_Reading passage_
** BEGIN **
Edgar MARROQUIN, Plaintiff-Appellant,

v.

HALCOR, INC., Defendant,

and

Evans Delivery Company, Inc., Defendant-Respondent.

 

Argued Jan. 19, 2011.

Decided Feb. 17, 2011.

 

Before Judges PARRILLO and YANNOTTI.

 

PER CURIAM.

Plaintiff Edgar Marroquin appeals from entry of a directed verdict in favor of defendant Evans Delivery Company, Inc. (Evans), dismissing his complaint seeking to hold Evans vicariously liable for the negligence of Halcor, Inc. (Halcor) and its employee Jose Carvajal. We affirm.

 

This matter arises out of a forklift accident that occurred on July 6, 2007, on premises leased to Halcor and where Halcor conducts its business activities, including the warehousing and storage of goods. On July 6, plaintiff, who regularly visited Halcor’s premises to solicit repair work on vehicles at the facility, was present to perform services on a truck. After completing his work, plaintiff voluntarily assisted Carvajal, who was operating a forklift, unload large wooden beams from a container stored in the yard of Halcor’s warehousing facility. During the course of his assistance, one of the beams fell off the forklift and crushed plaintiff’s hand.

 

The owner of the freight in question, Cecco Trading, Inc. a/k/a Timber Holdings (Cecco), had contracted with Evans to transport the lumber from Port Newark to Halcor’s facility on Wilson Avenue in Newark. Pursuant to that agreement, Evans delivered the lumber in a sealed container on June 29, 2007, several days before the accident. Halcor, in turn, was paid by Cecco to offload and warehouse the lumber at its facility. Evans’s business relationship with Halcor dates back to February 6, 2003, when the two entities executed an Agent Agreement relating to the transportation and delivery of freight.
** END **
_Material shown_
** BEGIN **
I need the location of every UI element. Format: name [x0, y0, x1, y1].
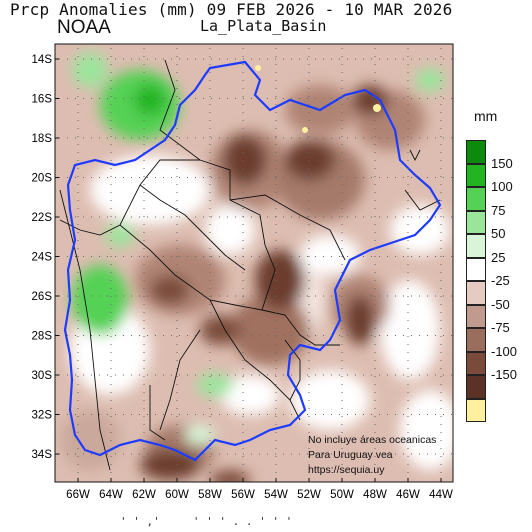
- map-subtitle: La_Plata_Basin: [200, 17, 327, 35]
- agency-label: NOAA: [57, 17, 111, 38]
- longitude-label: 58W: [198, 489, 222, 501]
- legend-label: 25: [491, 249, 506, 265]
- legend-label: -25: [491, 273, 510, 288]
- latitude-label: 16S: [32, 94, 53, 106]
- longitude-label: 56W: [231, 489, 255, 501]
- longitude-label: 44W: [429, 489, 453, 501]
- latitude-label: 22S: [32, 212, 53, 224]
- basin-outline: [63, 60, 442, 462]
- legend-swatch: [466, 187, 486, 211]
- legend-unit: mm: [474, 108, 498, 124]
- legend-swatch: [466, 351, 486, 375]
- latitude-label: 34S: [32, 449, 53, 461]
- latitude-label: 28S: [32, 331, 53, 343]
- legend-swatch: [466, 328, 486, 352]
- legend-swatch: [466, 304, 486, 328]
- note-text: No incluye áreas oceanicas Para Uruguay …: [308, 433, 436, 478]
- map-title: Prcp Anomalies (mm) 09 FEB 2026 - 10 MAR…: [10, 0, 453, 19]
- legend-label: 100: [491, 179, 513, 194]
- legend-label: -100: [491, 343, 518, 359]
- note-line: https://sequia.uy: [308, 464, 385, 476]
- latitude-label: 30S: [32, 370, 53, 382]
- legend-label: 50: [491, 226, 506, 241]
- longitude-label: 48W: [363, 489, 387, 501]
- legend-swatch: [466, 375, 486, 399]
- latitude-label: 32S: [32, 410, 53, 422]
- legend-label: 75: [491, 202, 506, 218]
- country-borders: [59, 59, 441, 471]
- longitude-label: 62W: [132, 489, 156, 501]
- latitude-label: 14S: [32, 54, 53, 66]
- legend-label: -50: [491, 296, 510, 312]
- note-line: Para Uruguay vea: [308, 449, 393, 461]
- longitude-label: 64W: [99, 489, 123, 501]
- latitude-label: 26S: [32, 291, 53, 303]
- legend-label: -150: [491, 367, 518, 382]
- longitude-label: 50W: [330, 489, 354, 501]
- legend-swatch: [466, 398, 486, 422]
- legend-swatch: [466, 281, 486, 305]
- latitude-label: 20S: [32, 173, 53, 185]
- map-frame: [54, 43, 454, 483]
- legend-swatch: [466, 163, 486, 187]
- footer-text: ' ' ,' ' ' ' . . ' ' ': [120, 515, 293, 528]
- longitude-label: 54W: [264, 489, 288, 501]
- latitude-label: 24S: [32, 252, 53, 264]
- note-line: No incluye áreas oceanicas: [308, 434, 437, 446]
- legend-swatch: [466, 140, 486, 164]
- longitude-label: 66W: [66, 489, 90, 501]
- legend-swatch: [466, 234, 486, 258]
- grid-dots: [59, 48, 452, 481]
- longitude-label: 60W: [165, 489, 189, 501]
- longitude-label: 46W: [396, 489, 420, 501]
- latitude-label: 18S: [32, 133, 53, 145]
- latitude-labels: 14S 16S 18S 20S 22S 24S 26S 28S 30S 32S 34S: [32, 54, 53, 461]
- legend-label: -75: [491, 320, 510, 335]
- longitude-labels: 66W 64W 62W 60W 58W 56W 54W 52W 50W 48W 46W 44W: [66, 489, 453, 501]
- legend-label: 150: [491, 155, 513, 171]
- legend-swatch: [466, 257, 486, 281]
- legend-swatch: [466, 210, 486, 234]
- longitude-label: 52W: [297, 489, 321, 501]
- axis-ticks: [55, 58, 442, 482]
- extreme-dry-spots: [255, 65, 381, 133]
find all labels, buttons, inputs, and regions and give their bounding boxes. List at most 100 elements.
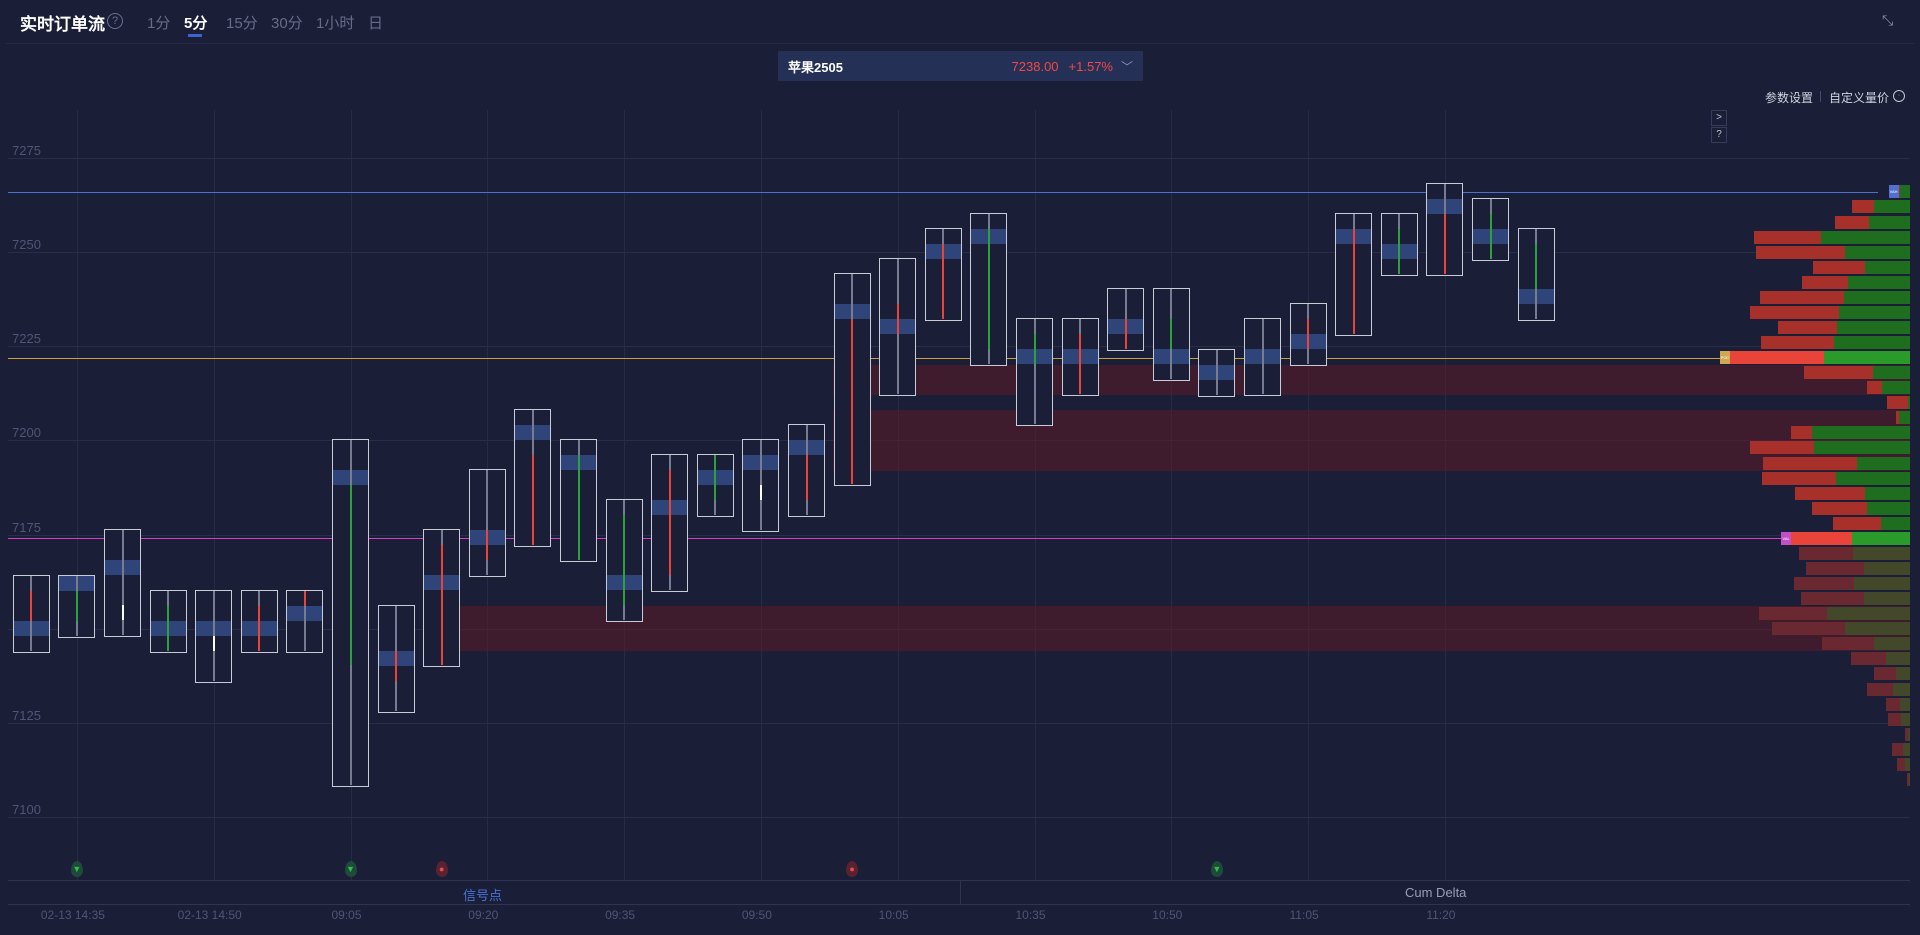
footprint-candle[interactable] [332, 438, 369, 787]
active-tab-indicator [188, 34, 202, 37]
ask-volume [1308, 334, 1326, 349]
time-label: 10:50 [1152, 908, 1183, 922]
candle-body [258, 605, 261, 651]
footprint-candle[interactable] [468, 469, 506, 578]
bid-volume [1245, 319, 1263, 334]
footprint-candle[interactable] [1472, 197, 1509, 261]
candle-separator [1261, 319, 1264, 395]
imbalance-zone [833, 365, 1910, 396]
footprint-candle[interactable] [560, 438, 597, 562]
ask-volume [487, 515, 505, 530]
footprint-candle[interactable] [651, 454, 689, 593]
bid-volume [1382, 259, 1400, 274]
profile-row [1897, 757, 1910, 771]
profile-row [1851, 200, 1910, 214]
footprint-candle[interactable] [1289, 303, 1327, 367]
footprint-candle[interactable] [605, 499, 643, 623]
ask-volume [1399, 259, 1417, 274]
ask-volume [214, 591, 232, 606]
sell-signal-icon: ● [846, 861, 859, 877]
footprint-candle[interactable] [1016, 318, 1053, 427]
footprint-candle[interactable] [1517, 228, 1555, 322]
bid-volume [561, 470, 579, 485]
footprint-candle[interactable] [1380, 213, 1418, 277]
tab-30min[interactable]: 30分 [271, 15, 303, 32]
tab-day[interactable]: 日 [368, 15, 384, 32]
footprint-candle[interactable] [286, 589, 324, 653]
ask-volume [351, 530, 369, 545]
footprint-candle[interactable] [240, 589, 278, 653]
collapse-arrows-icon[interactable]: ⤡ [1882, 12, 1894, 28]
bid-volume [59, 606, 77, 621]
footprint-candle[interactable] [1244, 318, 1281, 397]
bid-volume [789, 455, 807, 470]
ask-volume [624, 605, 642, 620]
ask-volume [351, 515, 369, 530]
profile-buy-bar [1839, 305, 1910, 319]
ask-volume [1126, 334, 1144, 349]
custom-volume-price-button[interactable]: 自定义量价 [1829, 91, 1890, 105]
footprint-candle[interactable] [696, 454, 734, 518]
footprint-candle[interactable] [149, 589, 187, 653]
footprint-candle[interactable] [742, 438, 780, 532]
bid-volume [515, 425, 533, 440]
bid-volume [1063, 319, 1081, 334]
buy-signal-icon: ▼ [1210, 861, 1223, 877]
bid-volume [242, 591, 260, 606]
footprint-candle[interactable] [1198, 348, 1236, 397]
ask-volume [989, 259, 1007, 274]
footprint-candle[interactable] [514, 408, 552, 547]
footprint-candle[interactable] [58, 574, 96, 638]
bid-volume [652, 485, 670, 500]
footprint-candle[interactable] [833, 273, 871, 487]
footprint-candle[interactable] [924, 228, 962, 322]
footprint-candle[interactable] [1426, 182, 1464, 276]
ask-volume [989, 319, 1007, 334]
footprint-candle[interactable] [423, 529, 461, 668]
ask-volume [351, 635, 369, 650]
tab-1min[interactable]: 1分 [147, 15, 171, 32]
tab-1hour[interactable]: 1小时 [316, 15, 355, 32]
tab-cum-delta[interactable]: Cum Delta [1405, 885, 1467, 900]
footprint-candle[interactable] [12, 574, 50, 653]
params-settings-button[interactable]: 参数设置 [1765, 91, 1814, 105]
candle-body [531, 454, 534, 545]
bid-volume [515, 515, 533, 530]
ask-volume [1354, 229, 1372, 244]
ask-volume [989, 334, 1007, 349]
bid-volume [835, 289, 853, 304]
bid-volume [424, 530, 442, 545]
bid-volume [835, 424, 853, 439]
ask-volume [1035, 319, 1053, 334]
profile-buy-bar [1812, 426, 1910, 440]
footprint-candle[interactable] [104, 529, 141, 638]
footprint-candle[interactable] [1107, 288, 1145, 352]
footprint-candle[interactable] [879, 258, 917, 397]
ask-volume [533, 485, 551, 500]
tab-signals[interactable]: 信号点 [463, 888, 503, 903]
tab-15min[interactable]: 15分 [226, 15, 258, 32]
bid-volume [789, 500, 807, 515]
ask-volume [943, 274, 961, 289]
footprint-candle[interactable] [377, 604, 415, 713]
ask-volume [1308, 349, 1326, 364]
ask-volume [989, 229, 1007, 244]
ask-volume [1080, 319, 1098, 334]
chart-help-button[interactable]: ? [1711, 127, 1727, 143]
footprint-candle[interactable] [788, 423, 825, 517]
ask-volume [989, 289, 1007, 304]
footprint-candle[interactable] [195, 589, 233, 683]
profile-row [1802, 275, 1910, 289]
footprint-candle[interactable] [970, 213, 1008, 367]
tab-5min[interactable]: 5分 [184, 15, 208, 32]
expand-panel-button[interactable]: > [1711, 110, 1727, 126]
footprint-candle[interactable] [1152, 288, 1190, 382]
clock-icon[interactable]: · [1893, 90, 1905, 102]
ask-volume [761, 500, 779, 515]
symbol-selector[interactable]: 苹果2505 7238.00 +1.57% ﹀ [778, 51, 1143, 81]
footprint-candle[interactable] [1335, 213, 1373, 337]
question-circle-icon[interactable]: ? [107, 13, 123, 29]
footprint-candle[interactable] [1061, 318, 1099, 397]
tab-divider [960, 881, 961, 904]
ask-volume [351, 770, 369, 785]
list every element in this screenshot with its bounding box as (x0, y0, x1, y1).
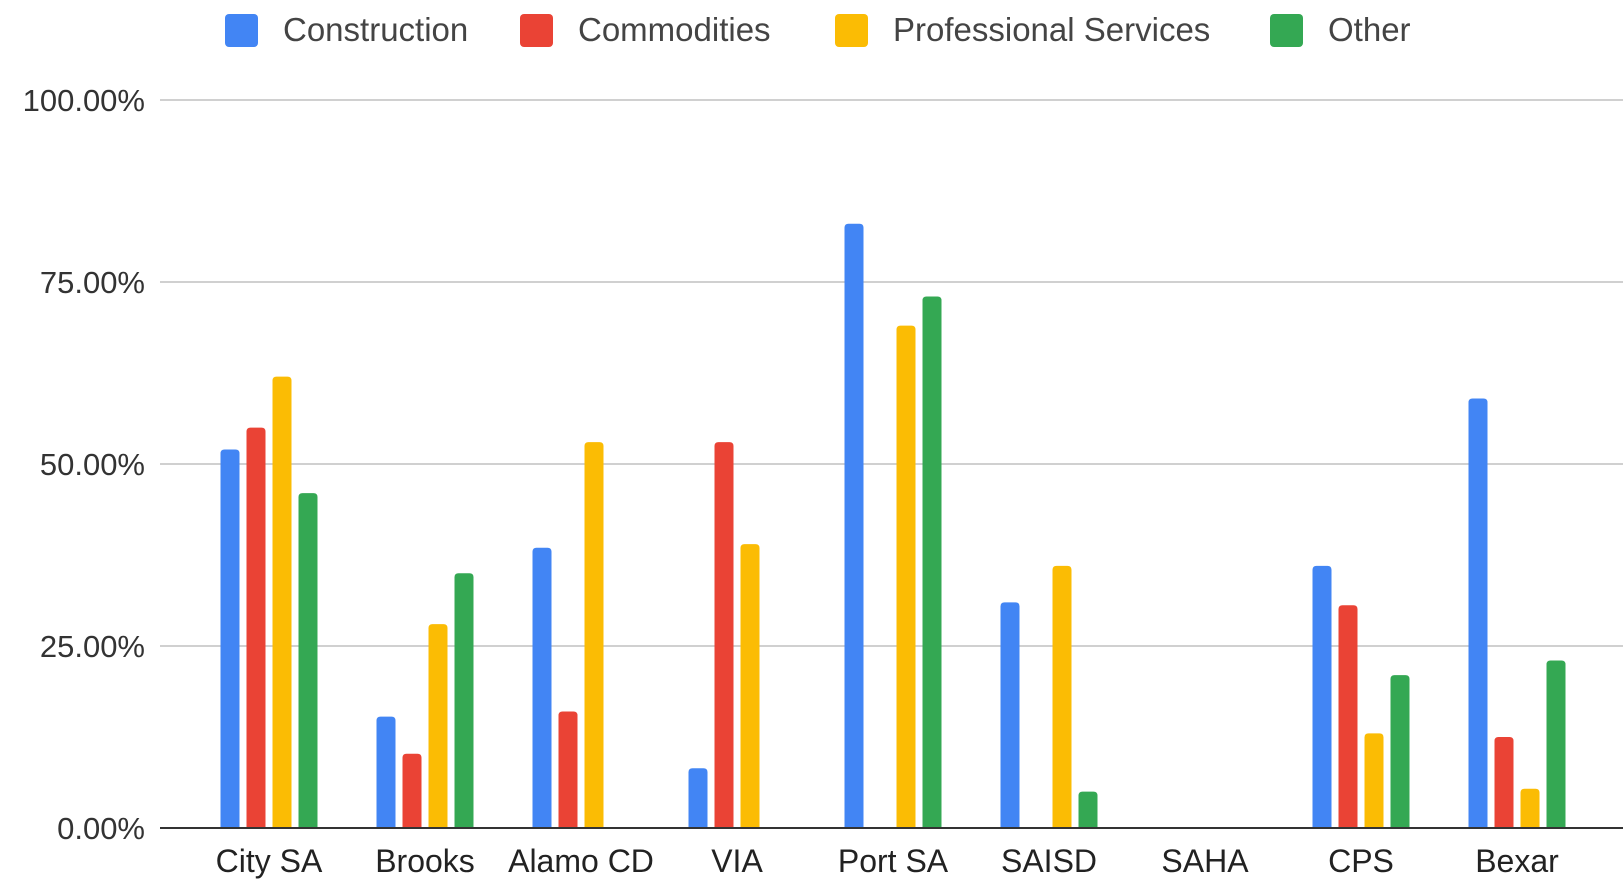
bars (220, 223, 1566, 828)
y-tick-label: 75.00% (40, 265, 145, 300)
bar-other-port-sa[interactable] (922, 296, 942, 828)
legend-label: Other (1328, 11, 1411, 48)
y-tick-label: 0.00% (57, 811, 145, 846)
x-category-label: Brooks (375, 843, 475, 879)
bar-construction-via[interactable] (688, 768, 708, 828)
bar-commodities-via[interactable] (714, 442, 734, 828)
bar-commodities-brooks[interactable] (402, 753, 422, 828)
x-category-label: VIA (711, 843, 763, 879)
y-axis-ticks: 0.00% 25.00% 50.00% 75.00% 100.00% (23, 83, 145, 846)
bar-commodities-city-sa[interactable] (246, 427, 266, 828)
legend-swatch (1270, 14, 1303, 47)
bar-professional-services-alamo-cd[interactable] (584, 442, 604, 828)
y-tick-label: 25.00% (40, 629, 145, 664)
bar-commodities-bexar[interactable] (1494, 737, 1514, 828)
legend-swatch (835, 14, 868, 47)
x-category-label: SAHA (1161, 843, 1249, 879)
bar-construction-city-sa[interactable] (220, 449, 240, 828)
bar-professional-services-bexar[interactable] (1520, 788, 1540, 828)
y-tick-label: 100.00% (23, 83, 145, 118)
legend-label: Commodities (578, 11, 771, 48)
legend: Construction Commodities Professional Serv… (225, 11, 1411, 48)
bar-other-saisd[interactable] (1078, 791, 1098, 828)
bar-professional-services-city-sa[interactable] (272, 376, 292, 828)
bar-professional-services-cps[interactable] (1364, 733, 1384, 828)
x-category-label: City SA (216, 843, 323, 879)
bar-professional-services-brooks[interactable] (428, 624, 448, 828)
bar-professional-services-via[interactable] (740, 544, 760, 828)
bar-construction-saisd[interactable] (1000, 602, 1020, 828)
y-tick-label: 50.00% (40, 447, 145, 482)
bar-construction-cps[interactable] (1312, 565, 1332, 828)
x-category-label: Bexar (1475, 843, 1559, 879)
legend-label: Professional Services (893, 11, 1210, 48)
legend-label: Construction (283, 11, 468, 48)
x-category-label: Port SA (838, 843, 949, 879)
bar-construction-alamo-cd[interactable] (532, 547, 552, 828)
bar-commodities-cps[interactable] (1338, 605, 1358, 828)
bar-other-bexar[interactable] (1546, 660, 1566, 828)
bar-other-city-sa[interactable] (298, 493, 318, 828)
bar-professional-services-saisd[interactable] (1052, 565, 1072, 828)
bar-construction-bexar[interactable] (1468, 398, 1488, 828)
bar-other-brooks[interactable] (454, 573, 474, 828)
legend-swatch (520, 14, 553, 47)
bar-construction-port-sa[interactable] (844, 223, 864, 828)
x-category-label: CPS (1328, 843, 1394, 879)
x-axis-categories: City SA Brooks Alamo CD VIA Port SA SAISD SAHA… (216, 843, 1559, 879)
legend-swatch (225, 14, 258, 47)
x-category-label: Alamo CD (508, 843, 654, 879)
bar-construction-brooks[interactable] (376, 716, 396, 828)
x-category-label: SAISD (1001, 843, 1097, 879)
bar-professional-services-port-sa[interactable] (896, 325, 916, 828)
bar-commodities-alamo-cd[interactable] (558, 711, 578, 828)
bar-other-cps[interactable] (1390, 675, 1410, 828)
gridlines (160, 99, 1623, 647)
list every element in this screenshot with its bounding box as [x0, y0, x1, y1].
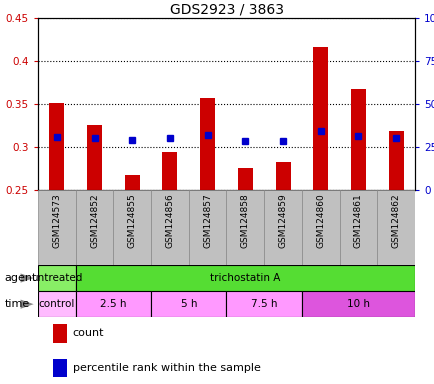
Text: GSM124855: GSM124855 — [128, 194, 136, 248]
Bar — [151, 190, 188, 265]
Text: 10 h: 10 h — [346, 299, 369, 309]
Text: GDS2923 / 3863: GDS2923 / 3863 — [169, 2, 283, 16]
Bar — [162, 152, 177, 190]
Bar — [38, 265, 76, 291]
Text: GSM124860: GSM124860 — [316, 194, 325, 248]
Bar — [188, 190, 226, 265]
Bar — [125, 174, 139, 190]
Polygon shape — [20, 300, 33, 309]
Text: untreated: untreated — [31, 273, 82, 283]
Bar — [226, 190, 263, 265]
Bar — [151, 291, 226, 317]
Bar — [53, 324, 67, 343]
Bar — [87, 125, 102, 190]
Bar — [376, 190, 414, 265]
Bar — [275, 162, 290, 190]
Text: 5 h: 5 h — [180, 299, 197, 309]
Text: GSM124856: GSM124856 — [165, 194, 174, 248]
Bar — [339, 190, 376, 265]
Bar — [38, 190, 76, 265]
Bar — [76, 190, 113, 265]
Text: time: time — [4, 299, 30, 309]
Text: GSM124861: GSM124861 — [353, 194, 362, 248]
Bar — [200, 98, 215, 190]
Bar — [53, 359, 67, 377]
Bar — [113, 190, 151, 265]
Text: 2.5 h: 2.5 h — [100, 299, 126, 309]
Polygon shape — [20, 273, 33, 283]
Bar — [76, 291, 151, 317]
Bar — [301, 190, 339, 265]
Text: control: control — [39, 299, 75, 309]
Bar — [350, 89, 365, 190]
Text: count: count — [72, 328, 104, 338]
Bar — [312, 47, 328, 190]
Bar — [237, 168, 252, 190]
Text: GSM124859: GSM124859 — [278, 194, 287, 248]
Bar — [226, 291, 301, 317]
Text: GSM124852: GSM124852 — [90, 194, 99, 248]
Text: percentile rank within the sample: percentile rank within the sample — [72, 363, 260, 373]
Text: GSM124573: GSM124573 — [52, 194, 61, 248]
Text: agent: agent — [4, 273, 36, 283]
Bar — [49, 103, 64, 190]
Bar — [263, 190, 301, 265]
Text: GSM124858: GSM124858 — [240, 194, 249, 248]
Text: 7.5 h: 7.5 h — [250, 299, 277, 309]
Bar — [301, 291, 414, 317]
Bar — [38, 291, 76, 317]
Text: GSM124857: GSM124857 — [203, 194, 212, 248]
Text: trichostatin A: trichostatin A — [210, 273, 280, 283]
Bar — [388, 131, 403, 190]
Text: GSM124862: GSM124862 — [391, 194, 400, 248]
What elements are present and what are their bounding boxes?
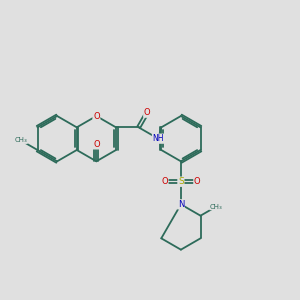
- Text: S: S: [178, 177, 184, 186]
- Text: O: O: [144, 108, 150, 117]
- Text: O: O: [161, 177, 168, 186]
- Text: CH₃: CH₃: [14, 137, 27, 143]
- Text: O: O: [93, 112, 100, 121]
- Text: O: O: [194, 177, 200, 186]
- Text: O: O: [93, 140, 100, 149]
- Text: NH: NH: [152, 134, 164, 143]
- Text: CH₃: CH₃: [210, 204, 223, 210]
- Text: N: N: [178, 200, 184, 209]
** END **
_Requirements_
Continue the court opinion on the forklift accident from where it stops.

_Result of the exercise_
 

Plaintiff sued Halcor and Carvajal alleging that Carvajal negligently caused the wooden beam to fall on plaintiff’s hand, and that Halcor breached its duty to conduct its warehousing activities, including the movement of merchandise, in a reasonably safe manner and in conformance with the Occupational Safety and Health Administration Act (OSHA). Fourteen months later, plaintiff filed an amended complaint naming Evans as a defendant and alleging that, by virtue of their Agent Agreement, Evans was vicariously liable for Halcor’s negligence in failing to oversee and maintain Halcor’s premises in a reasonably safe condition and in failing to provide plaintiff a safe workplace under OSHA. Halcor and Carvajal ultimately settled with plaintiff and plaintiff’s lawsuit against Evans proceeded to a jury trial, which focused on the relationship among the various parties.

 

The proofs at trial established that Evans’s primary business is the international and domestic transportation of freight. These services are provided pursuant to operating authority and licensing privileges issued by the United States Department of Transportation relating specifically to the transportation of freight and operation of vehicles on highways, and are regulated by the Federal Motor Carrier Safety Administration.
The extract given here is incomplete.